▽

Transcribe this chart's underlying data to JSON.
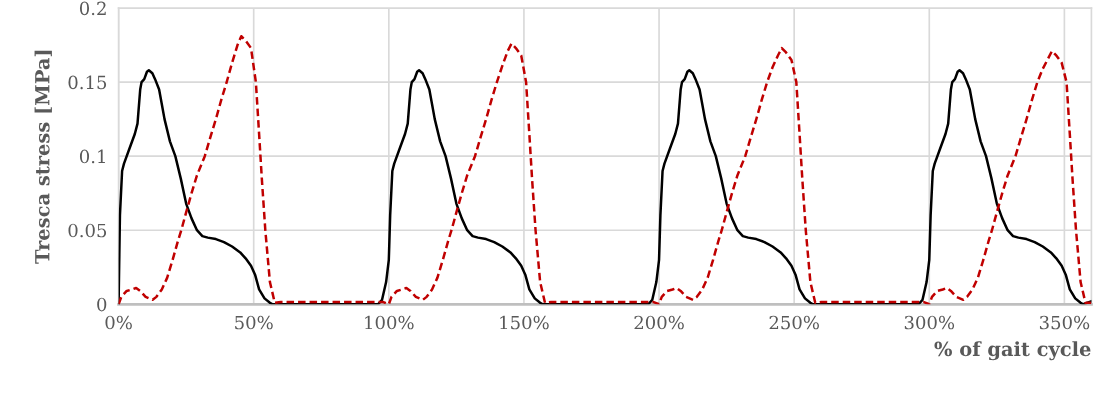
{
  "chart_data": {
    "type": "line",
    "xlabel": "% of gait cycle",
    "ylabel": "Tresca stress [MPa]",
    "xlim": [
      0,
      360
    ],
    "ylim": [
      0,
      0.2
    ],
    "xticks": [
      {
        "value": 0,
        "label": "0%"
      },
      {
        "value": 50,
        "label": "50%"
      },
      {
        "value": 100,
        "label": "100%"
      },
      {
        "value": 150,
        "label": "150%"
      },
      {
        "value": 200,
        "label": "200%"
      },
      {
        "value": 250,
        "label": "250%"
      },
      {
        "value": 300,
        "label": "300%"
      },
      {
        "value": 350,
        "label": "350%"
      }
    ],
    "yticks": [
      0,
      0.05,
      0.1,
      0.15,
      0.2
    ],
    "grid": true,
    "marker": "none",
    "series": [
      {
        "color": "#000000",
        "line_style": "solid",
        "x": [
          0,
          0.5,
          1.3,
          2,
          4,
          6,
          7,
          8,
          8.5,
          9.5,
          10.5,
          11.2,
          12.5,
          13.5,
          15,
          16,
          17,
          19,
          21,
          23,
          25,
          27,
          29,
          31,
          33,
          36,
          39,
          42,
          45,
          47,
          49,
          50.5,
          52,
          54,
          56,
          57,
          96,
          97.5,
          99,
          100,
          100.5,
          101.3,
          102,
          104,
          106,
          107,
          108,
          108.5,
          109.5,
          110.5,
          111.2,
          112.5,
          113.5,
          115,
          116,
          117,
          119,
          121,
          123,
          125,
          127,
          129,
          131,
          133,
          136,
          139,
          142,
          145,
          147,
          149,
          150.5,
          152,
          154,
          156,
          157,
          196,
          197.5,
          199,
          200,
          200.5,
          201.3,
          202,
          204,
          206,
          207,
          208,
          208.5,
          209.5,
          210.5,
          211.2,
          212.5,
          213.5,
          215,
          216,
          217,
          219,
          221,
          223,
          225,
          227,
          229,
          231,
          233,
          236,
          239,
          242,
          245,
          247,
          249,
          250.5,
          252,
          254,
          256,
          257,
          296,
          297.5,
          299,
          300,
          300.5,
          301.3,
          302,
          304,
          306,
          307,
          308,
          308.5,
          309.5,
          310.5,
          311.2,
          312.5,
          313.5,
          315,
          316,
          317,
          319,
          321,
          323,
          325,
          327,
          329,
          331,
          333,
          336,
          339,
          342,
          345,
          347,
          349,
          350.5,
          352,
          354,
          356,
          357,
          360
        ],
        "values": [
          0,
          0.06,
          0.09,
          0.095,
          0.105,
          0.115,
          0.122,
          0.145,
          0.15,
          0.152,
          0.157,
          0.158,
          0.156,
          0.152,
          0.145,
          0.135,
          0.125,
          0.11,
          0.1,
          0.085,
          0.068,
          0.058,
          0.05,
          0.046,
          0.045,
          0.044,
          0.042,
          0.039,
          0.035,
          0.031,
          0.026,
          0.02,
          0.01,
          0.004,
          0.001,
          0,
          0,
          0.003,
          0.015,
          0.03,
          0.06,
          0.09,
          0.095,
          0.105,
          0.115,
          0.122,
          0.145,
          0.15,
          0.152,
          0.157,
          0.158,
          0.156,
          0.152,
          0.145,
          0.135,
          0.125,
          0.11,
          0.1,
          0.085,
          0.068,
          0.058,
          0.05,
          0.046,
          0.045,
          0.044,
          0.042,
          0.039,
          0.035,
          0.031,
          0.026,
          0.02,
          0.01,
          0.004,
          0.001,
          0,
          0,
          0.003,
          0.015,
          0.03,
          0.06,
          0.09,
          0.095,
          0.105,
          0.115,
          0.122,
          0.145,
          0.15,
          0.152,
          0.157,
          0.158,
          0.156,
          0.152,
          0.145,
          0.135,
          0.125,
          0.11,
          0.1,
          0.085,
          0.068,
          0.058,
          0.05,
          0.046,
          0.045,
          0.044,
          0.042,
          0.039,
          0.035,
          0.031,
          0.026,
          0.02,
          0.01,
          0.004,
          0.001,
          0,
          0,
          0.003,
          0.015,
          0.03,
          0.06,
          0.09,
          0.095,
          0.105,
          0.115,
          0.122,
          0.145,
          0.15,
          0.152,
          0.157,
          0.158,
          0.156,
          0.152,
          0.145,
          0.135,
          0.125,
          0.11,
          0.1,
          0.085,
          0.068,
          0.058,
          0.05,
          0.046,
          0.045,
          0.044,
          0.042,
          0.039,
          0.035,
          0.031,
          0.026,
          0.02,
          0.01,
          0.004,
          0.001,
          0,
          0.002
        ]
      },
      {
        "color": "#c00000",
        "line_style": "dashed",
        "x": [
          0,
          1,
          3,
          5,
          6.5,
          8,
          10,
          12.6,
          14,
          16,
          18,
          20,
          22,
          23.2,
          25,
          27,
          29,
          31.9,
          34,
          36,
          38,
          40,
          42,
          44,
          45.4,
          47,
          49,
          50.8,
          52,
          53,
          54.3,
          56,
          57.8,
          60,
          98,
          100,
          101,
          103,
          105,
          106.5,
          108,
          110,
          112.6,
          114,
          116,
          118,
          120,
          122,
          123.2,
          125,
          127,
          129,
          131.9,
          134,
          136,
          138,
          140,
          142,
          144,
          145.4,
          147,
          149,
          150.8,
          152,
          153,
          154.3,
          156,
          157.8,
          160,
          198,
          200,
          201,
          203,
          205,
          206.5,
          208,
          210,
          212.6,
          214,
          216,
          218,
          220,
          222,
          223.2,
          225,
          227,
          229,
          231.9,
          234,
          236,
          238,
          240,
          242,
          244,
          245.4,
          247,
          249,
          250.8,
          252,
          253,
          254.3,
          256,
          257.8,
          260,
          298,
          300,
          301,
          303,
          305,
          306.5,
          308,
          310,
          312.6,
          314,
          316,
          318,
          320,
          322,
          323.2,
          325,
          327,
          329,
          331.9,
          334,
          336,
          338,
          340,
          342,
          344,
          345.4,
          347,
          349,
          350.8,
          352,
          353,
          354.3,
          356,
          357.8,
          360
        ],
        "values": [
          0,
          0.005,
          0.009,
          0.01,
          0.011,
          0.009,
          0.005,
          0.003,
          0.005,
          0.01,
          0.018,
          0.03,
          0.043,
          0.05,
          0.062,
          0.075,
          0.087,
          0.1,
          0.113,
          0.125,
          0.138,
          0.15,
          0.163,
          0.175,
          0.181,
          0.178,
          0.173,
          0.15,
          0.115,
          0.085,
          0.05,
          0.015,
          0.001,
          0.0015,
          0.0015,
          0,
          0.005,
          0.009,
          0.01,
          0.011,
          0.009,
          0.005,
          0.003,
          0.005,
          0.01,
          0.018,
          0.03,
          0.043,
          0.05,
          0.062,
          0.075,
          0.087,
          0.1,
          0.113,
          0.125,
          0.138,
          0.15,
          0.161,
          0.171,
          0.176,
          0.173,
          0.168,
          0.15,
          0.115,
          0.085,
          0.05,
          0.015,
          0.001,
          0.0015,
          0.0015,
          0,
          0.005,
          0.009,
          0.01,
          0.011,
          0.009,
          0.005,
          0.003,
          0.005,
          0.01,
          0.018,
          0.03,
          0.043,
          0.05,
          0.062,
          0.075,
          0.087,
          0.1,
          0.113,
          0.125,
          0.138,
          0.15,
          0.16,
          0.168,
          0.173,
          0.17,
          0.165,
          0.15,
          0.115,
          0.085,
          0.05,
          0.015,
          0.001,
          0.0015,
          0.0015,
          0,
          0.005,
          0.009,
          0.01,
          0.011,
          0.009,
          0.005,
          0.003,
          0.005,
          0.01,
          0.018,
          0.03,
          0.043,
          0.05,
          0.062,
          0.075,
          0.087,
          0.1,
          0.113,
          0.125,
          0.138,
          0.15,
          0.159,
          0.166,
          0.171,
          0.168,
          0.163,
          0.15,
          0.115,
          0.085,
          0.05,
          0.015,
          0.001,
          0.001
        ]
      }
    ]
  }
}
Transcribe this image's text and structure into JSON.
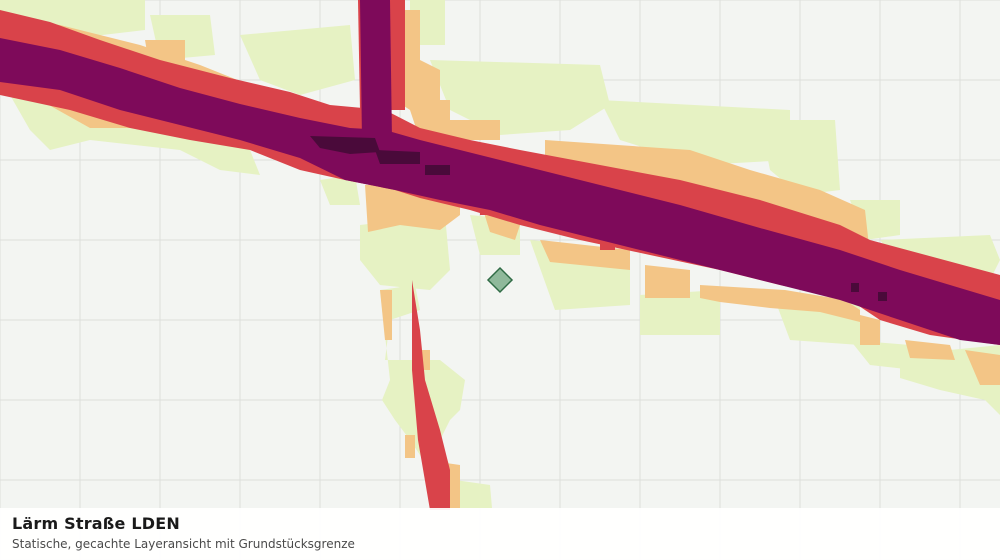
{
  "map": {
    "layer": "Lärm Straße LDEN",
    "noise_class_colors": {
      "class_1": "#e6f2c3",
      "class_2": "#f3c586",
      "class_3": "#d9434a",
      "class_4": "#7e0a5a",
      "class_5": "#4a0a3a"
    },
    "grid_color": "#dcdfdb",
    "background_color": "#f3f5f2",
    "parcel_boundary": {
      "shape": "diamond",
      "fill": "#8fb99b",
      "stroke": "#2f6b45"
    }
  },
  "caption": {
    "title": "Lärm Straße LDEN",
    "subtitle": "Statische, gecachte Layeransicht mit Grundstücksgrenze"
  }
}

△

■ EXERCISE GOAL:
Return each line with "this".

■ SOLUTION TO THE EXERCISE:
Transcribe this chart's underlying data to JSON.
Transcribe this image's text and structure into JSON.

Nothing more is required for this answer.